> **EXERCISE GOAL**: Collect from the data below each line with "content".

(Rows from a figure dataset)
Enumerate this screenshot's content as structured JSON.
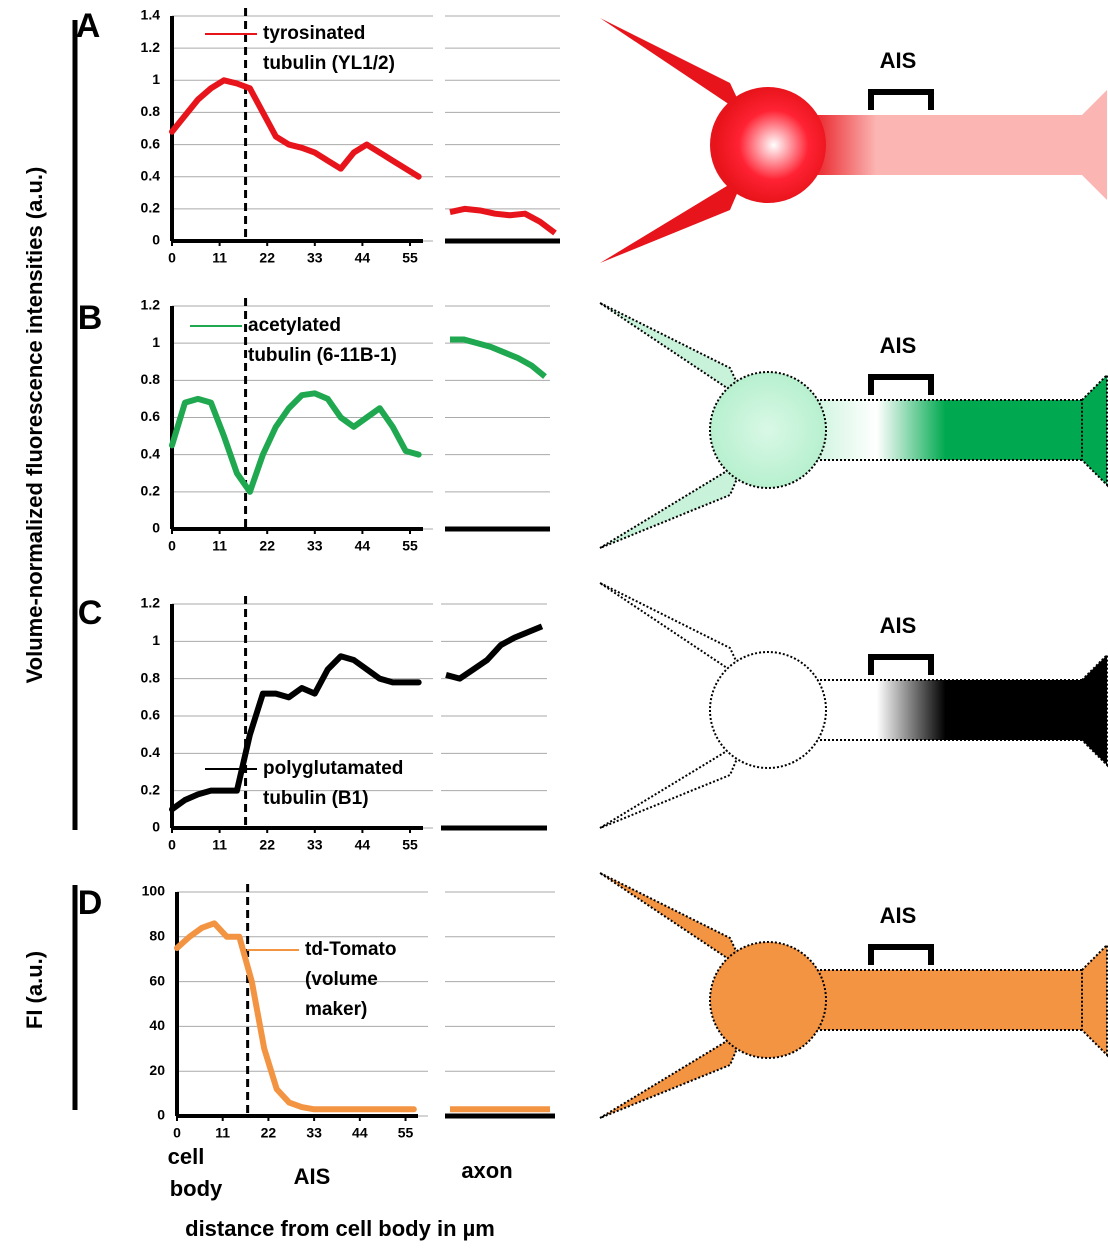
{
  "y_label_main": "Volume-normalized fluorescence intensities (a.u.)",
  "y_label_d": "FI (a.u.)",
  "x_label": "distance from cell body in µm",
  "region_labels": {
    "cell_body": [
      "cell",
      "body"
    ],
    "ais": "AIS",
    "axon": "axon"
  },
  "diagram_labels": [
    "AIS",
    "AIS",
    "AIS",
    "AIS"
  ],
  "chart_data": [
    {
      "type": "line",
      "panel": "A",
      "xlim": [
        0,
        58
      ],
      "xticks": [
        0,
        11,
        22,
        33,
        44,
        55
      ],
      "ylim": [
        0,
        1.4
      ],
      "yticks": [
        0,
        0.2,
        0.4,
        0.6,
        0.8,
        1,
        1.2,
        1.4
      ],
      "divider_x": 17,
      "grid": true,
      "x": [
        0,
        3,
        6,
        9,
        12,
        15,
        18,
        21,
        24,
        27,
        30,
        33,
        36,
        39,
        42,
        45,
        48,
        51,
        54,
        57
      ],
      "series": [
        {
          "name": "tyrosinated tubulin (YL1/2)",
          "color": "#e8141b",
          "values": [
            0.68,
            0.78,
            0.88,
            0.95,
            1.0,
            0.98,
            0.95,
            0.8,
            0.65,
            0.6,
            0.58,
            0.55,
            0.5,
            0.45,
            0.55,
            0.6,
            0.55,
            0.5,
            0.45,
            0.4
          ]
        }
      ],
      "axon_values": [
        0.18,
        0.2,
        0.19,
        0.17,
        0.16,
        0.17,
        0.12,
        0.05
      ]
    },
    {
      "type": "line",
      "panel": "B",
      "xlim": [
        0,
        58
      ],
      "xticks": [
        0,
        11,
        22,
        33,
        44,
        55
      ],
      "ylim": [
        0,
        1.2
      ],
      "yticks": [
        0,
        0.2,
        0.4,
        0.6,
        0.8,
        1,
        1.2
      ],
      "divider_x": 17,
      "grid": true,
      "x": [
        0,
        3,
        6,
        9,
        12,
        15,
        18,
        21,
        24,
        27,
        30,
        33,
        36,
        39,
        42,
        45,
        48,
        51,
        54,
        57
      ],
      "series": [
        {
          "name": "acetylated tubulin (6-11B-1)",
          "color": "#1fa84f",
          "values": [
            0.45,
            0.68,
            0.7,
            0.68,
            0.5,
            0.3,
            0.2,
            0.4,
            0.55,
            0.65,
            0.72,
            0.73,
            0.7,
            0.6,
            0.55,
            0.6,
            0.65,
            0.55,
            0.42,
            0.4
          ]
        }
      ],
      "axon_values": [
        1.02,
        1.02,
        1.0,
        0.98,
        0.95,
        0.92,
        0.88,
        0.82
      ]
    },
    {
      "type": "line",
      "panel": "C",
      "xlim": [
        0,
        58
      ],
      "xticks": [
        0,
        11,
        22,
        33,
        44,
        55
      ],
      "ylim": [
        0,
        1.2
      ],
      "yticks": [
        0,
        0.2,
        0.4,
        0.6,
        0.8,
        1,
        1.2
      ],
      "divider_x": 17,
      "grid": true,
      "x": [
        0,
        3,
        6,
        9,
        12,
        15,
        18,
        21,
        24,
        27,
        30,
        33,
        36,
        39,
        42,
        45,
        48,
        51,
        54,
        57
      ],
      "series": [
        {
          "name": "polyglutamated tubulin (B1)",
          "color": "#000000",
          "values": [
            0.1,
            0.15,
            0.18,
            0.2,
            0.2,
            0.2,
            0.5,
            0.72,
            0.72,
            0.7,
            0.75,
            0.72,
            0.85,
            0.92,
            0.9,
            0.85,
            0.8,
            0.78,
            0.78,
            0.78
          ]
        }
      ],
      "axon_values": [
        0.82,
        0.8,
        0.85,
        0.9,
        0.98,
        1.02,
        1.05,
        1.08
      ]
    },
    {
      "type": "line",
      "panel": "D",
      "xlim": [
        0,
        58
      ],
      "xticks": [
        0,
        11,
        22,
        33,
        44,
        55
      ],
      "ylim": [
        0,
        100
      ],
      "yticks": [
        0,
        20,
        40,
        60,
        80,
        100
      ],
      "divider_x": 17,
      "grid": true,
      "x": [
        0,
        3,
        6,
        9,
        12,
        15,
        18,
        21,
        24,
        27,
        30,
        33,
        36,
        39,
        42,
        45,
        48,
        51,
        54,
        57
      ],
      "series": [
        {
          "name": "td-Tomato (volume maker)",
          "color": "#f39443",
          "values": [
            75,
            80,
            84,
            86,
            80,
            80,
            60,
            30,
            12,
            6,
            4,
            3,
            3,
            3,
            3,
            3,
            3,
            3,
            3,
            3
          ]
        }
      ],
      "axon_values": [
        3,
        3,
        3,
        3,
        3,
        3,
        3,
        3
      ]
    }
  ]
}
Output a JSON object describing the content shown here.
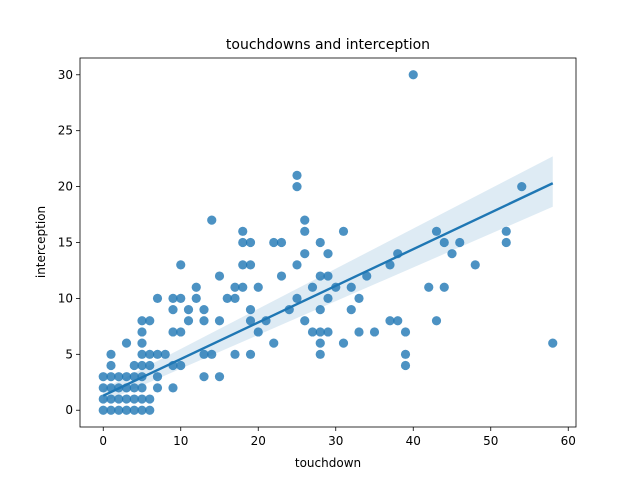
{
  "chart_data": {
    "type": "scatter",
    "title": "touchdowns and interception",
    "xlabel": "touchdown",
    "ylabel": "interception",
    "xlim": [
      -3,
      61
    ],
    "ylim": [
      -1.5,
      31.5
    ],
    "xticks": [
      0,
      10,
      20,
      30,
      40,
      50,
      60
    ],
    "yticks": [
      0,
      5,
      10,
      15,
      20,
      25,
      30
    ],
    "grid": false,
    "color": "#1f77b4",
    "regression": {
      "x": [
        0,
        58
      ],
      "y": [
        1.3,
        20.3
      ],
      "ci_at_start": [
        0.7,
        1.9
      ],
      "ci_at_end": [
        18.2,
        22.7
      ]
    },
    "points": [
      [
        40,
        30
      ],
      [
        25,
        21
      ],
      [
        25,
        20
      ],
      [
        54,
        20
      ],
      [
        14,
        17
      ],
      [
        26,
        17
      ],
      [
        18,
        16
      ],
      [
        26,
        16
      ],
      [
        31,
        16
      ],
      [
        43,
        16
      ],
      [
        52,
        16
      ],
      [
        18,
        15
      ],
      [
        19,
        15
      ],
      [
        22,
        15
      ],
      [
        23,
        15
      ],
      [
        28,
        15
      ],
      [
        44,
        15
      ],
      [
        46,
        15
      ],
      [
        52,
        15
      ],
      [
        26,
        14
      ],
      [
        29,
        14
      ],
      [
        38,
        14
      ],
      [
        45,
        14
      ],
      [
        10,
        13
      ],
      [
        18,
        13
      ],
      [
        19,
        13
      ],
      [
        25,
        13
      ],
      [
        37,
        13
      ],
      [
        48,
        13
      ],
      [
        23,
        12
      ],
      [
        28,
        12
      ],
      [
        29,
        12
      ],
      [
        15,
        12
      ],
      [
        34,
        12
      ],
      [
        12,
        11
      ],
      [
        17,
        11
      ],
      [
        18,
        11
      ],
      [
        20,
        11
      ],
      [
        27,
        11
      ],
      [
        30,
        11
      ],
      [
        32,
        11
      ],
      [
        42,
        11
      ],
      [
        44,
        11
      ],
      [
        9,
        10
      ],
      [
        10,
        10
      ],
      [
        7,
        10
      ],
      [
        12,
        10
      ],
      [
        16,
        10
      ],
      [
        17,
        10
      ],
      [
        25,
        10
      ],
      [
        29,
        10
      ],
      [
        33,
        10
      ],
      [
        9,
        9
      ],
      [
        11,
        9
      ],
      [
        13,
        9
      ],
      [
        19,
        9
      ],
      [
        24,
        9
      ],
      [
        28,
        9
      ],
      [
        32,
        9
      ],
      [
        5,
        8
      ],
      [
        6,
        8
      ],
      [
        11,
        8
      ],
      [
        13,
        8
      ],
      [
        15,
        8
      ],
      [
        19,
        8
      ],
      [
        21,
        8
      ],
      [
        26,
        8
      ],
      [
        37,
        8
      ],
      [
        38,
        8
      ],
      [
        43,
        8
      ],
      [
        5,
        7
      ],
      [
        9,
        7
      ],
      [
        10,
        7
      ],
      [
        20,
        7
      ],
      [
        27,
        7
      ],
      [
        28,
        7
      ],
      [
        29,
        7
      ],
      [
        33,
        7
      ],
      [
        35,
        7
      ],
      [
        39,
        7
      ],
      [
        3,
        6
      ],
      [
        5,
        6
      ],
      [
        22,
        6
      ],
      [
        28,
        6
      ],
      [
        31,
        6
      ],
      [
        58,
        6
      ],
      [
        1,
        5
      ],
      [
        5,
        5
      ],
      [
        6,
        5
      ],
      [
        7,
        5
      ],
      [
        8,
        5
      ],
      [
        13,
        5
      ],
      [
        14,
        5
      ],
      [
        17,
        5
      ],
      [
        19,
        5
      ],
      [
        28,
        5
      ],
      [
        39,
        5
      ],
      [
        1,
        4
      ],
      [
        4,
        4
      ],
      [
        5,
        4
      ],
      [
        6,
        4
      ],
      [
        9,
        4
      ],
      [
        10,
        4
      ],
      [
        39,
        4
      ],
      [
        0,
        3
      ],
      [
        1,
        3
      ],
      [
        2,
        3
      ],
      [
        3,
        3
      ],
      [
        4,
        3
      ],
      [
        5,
        3
      ],
      [
        7,
        3
      ],
      [
        13,
        3
      ],
      [
        15,
        3
      ],
      [
        0,
        2
      ],
      [
        1,
        2
      ],
      [
        2,
        2
      ],
      [
        3,
        2
      ],
      [
        4,
        2
      ],
      [
        5,
        2
      ],
      [
        7,
        2
      ],
      [
        9,
        2
      ],
      [
        0,
        1
      ],
      [
        1,
        1
      ],
      [
        2,
        1
      ],
      [
        3,
        1
      ],
      [
        4,
        1
      ],
      [
        5,
        1
      ],
      [
        6,
        1
      ],
      [
        0,
        0
      ],
      [
        1,
        0
      ],
      [
        2,
        0
      ],
      [
        3,
        0
      ],
      [
        4,
        0
      ],
      [
        5,
        0
      ],
      [
        6,
        0
      ]
    ]
  }
}
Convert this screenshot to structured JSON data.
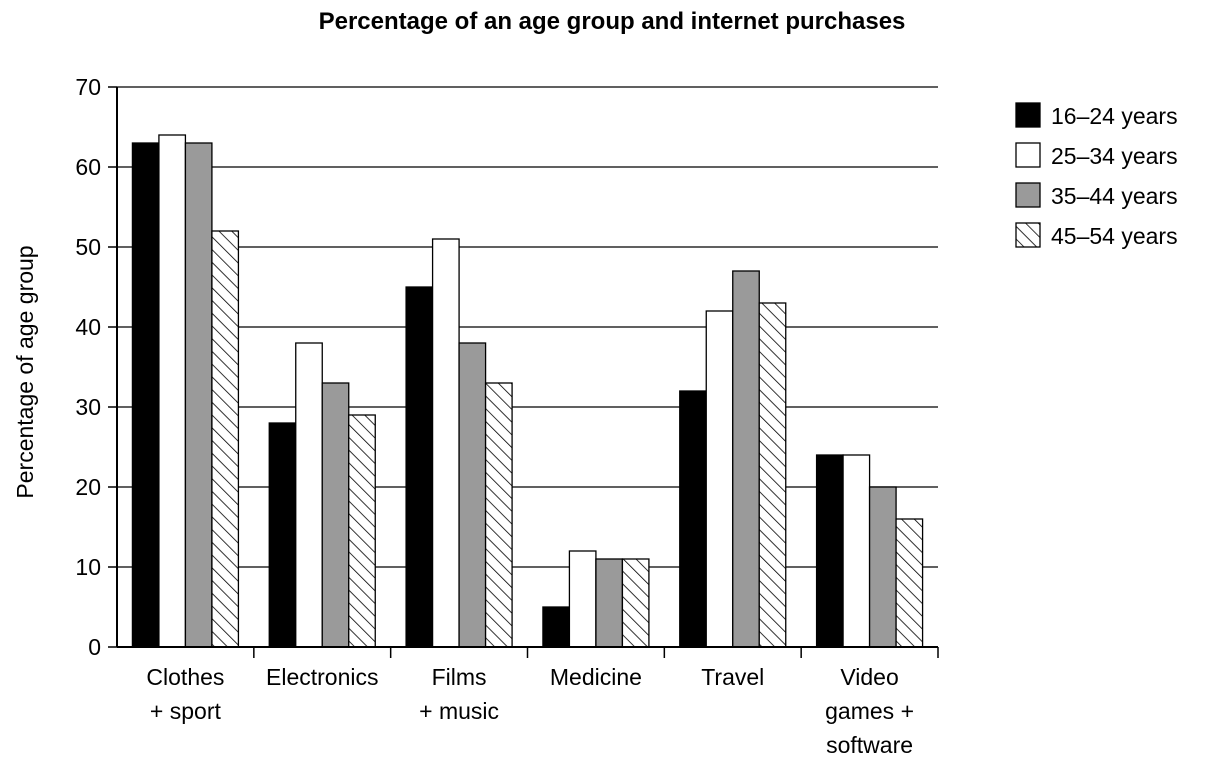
{
  "chart_data": {
    "type": "bar",
    "title": "Percentage of an age group and internet purchases",
    "xlabel": "",
    "ylabel": "Percentage of age group",
    "ylim": [
      0,
      70
    ],
    "yticks": [
      0,
      10,
      20,
      30,
      40,
      50,
      60,
      70
    ],
    "grid": true,
    "legend_position": "right",
    "categories": [
      [
        "Clothes",
        "+ sport"
      ],
      [
        "Electronics"
      ],
      [
        "Films",
        "+ music"
      ],
      [
        "Medicine"
      ],
      [
        "Travel"
      ],
      [
        "Video",
        "games +",
        "software"
      ]
    ],
    "series": [
      {
        "name": "16–24 years",
        "fill": "black",
        "values": [
          63,
          28,
          45,
          5,
          32,
          24
        ]
      },
      {
        "name": "25–34 years",
        "fill": "white",
        "values": [
          64,
          38,
          51,
          12,
          42,
          24
        ]
      },
      {
        "name": "35–44 years",
        "fill": "gray",
        "values": [
          63,
          33,
          38,
          11,
          47,
          20
        ]
      },
      {
        "name": "45–54 years",
        "fill": "hatched",
        "values": [
          52,
          29,
          33,
          11,
          43,
          16
        ]
      }
    ],
    "colors": {
      "black": "#000000",
      "white": "#ffffff",
      "gray": "#9a9a9a",
      "edge": "#000000"
    }
  }
}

> **RESPONSE**:
Enumerate this screenshot's content as structured JSON.
Output a JSON object describing the content shown here.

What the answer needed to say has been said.